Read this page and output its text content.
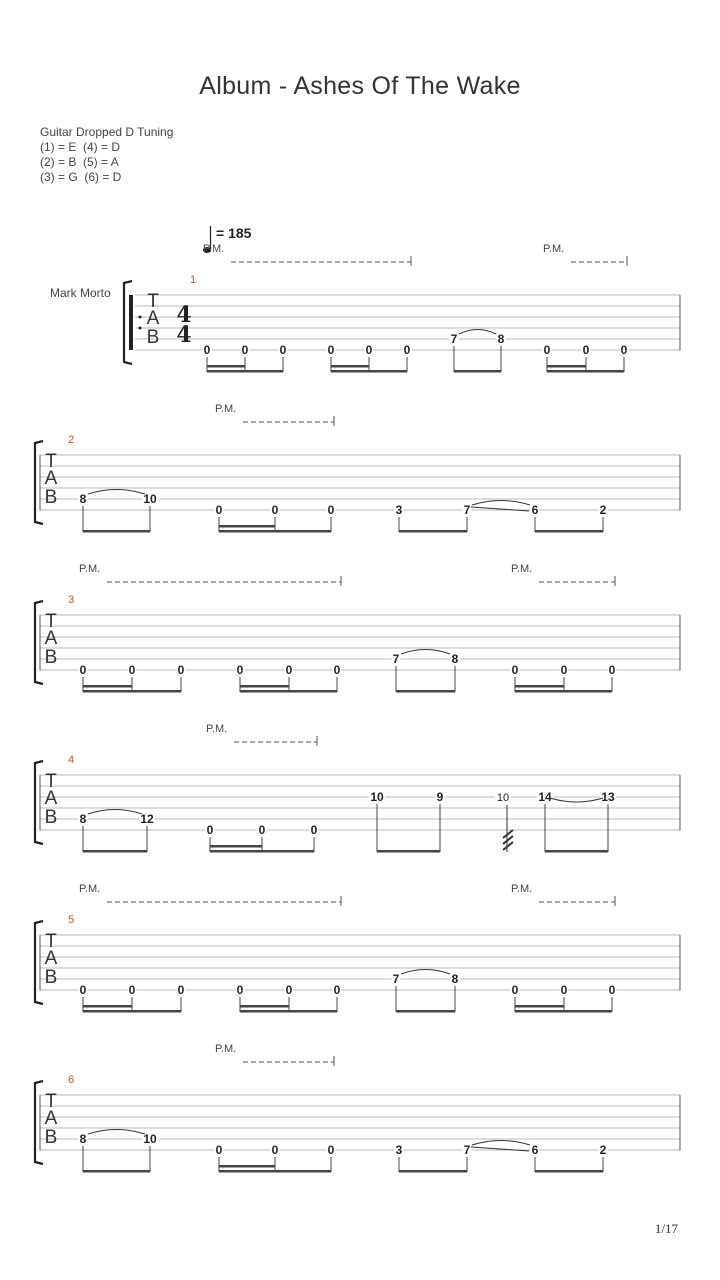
Album - Ashes Of The Wake
Guitar Dropped D Tuning
(1) = E  (4) = D
(2) = B  (5) = A
(3) = G  (6) = D
= 185
Mark Morto T
A
B
4
4
1
0	0	0	0	0	0
7	8
0	0	0
P.M.	P.M.
T
A
B
2
8	10
0	0	0	3	7	6	2
P.M.
T
A
B
3
0	0	0	0	0	0
7	8
0	0	0
P.M.	P.M.
T
A
B
4
8	12
0	0	0
10	9	10 14	13
P.M.
T
A
B
5
0	0	0	0	0	0
7	8
0	0	0
P.M.	P.M.
T
A
B
6
8	10
0	0	0	3	7	6	2
P.M.
1/17
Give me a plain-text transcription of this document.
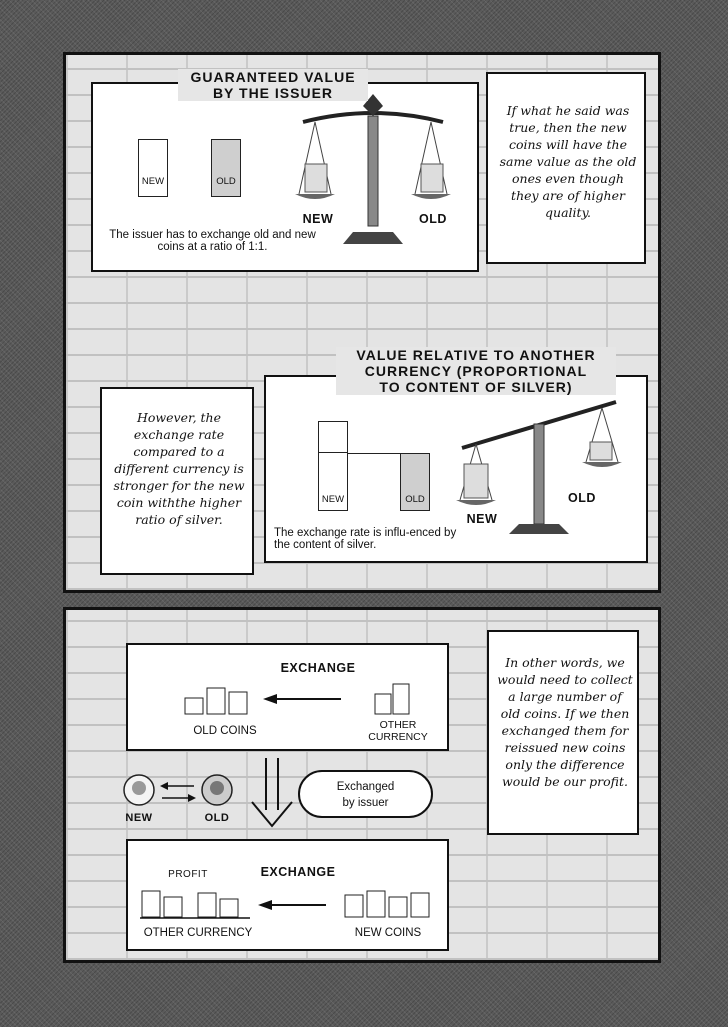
NEW	OLD
NEW	OLD
The issuer has to exchange old and new coins at a ratio of 1:1.
GUARANTEED VALUE
BY THE ISSUER
If what he said was true, then the new coins will have the same value as the old ones even though they are of higher quality.
However, the exchange rate compared to a different currency is stronger for the new coin withthe higher ratio of silver.
NEW	OLD
NEW
OLD
The exchange rate is influ-enced by the content of silver.
VALUE RELATIVE TO ANOTHER
CURRENCY (PROPORTIONAL
TO CONTENT OF SILVER)
EXCHANGE
OLD COINS	OTHER
CURRENCY
NEW	OLD
Exchanged
by issuer
PROFIT	EXCHANGE
OTHER CURRENCY	NEW COINS
In other words, we would need to collect a large number of old coins. If we then exchanged them for reissued new coins only the difference would be our profit.
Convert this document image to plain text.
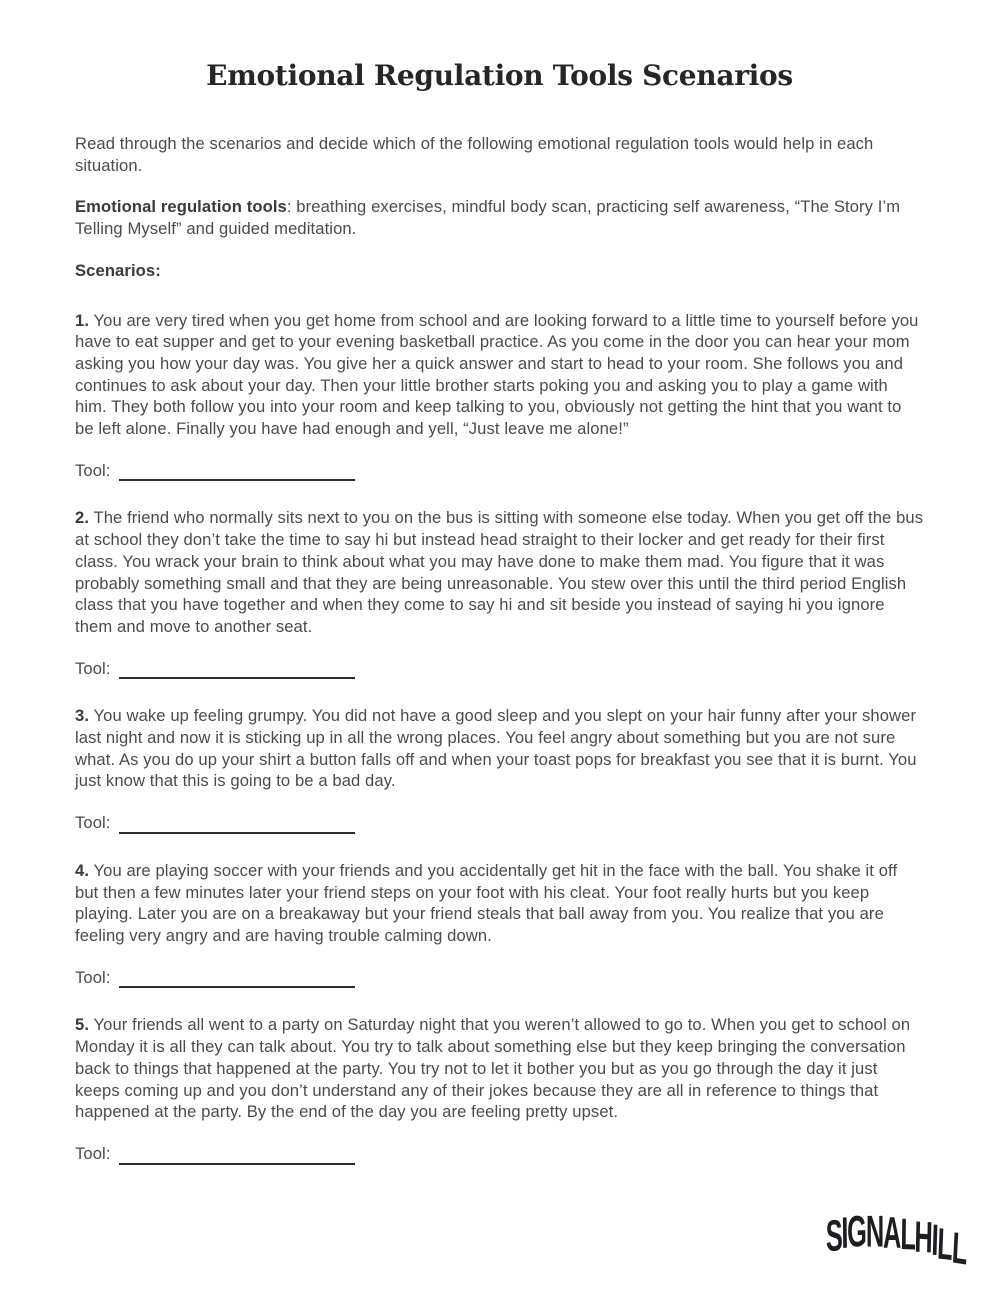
Emotional Regulation Tools Scenarios

Read through the scenarios and decide which of the following emotional regulation tools would help in each situation.

Emotional regulation tools: breathing exercises, mindful body scan, practicing self awareness, “The Story I’m Telling Myself” and guided meditation.

Scenarios:

1. You are very tired when you get home from school and are looking forward to a little time to yourself before you have to eat supper and get to your evening basketball practice. As you come in the door you can hear your mom asking you how your day was. You give her a quick answer and start to head to your room. She follows you and continues to ask about your day. Then your little brother starts poking you and asking you to play a game with him. They both follow you into your room and keep talking to you, obviously not getting the hint that you want to be left alone. Finally you have had enough and yell, “Just leave me alone!”

Tool:

2. The friend who normally sits next to you on the bus is sitting with someone else today. When you get off the bus at school they don’t take the time to say hi but instead head straight to their locker and get ready for their first class. You wrack your brain to think about what you may have done to make them mad. You figure that it was probably something small and that they are being unreasonable. You stew over this until the third period English class that you have together and when they come to say hi and sit beside you instead of saying hi you ignore them and move to another seat.

Tool:

3. You wake up feeling grumpy. You did not have a good sleep and you slept on your hair funny after your shower last night and now it is sticking up in all the wrong places. You feel angry about something but you are not sure what. As you do up your shirt a button falls off and when your toast pops for breakfast you see that it is burnt. You just know that this is going to be a bad day.

Tool:

4. You are playing soccer with your friends and you accidentally get hit in the face with the ball. You shake it off but then a few minutes later your friend steps on your foot with his cleat. Your foot really hurts but you keep playing. Later you are on a breakaway but your friend steals that ball away from you. You realize that you are feeling very angry and are having trouble calming down.

Tool:

5. Your friends all went to a party on Saturday night that you weren’t allowed to go to. When you get to school on Monday it is all they can talk about. You try to talk about something else but they keep bringing the conversation back to things that happened at the party. You try not to let it bother you but as you go through the day it just keeps coming up and you don’t understand any of their jokes because they are all in reference to things that happened at the party. By the end of the day you are feeling pretty upset.

Tool:
SIGNALHILL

::::

OBJECTIVE: Copy all lines of the listing above that contain the string "this".

TASK OUTPUT:
Read this page and output its text content.
Give me a plain-text transcription of this document.
Convert this document image to plain text.
2. The friend who normally sits next to you on the bus is sitting with someone else today. When you get off the bus at school they don’t take the time to say hi but instead head straight to their locker and get ready for their first class. You wrack your brain to think about what you may have done to make them mad. You figure that it was probably something small and that they are being unreasonable. You stew over this until the third period English class that you have together and when they come to say hi and sit beside you instead of saying hi you ignore them and move to another seat.
3. You wake up feeling grumpy. You did not have a good sleep and you slept on your hair funny after your shower last night and now it is sticking up in all the wrong places. You feel angry about something but you are not sure what. As you do up your shirt a button falls off and when your toast pops for breakfast you see that it is burnt. You just know that this is going to be a bad day.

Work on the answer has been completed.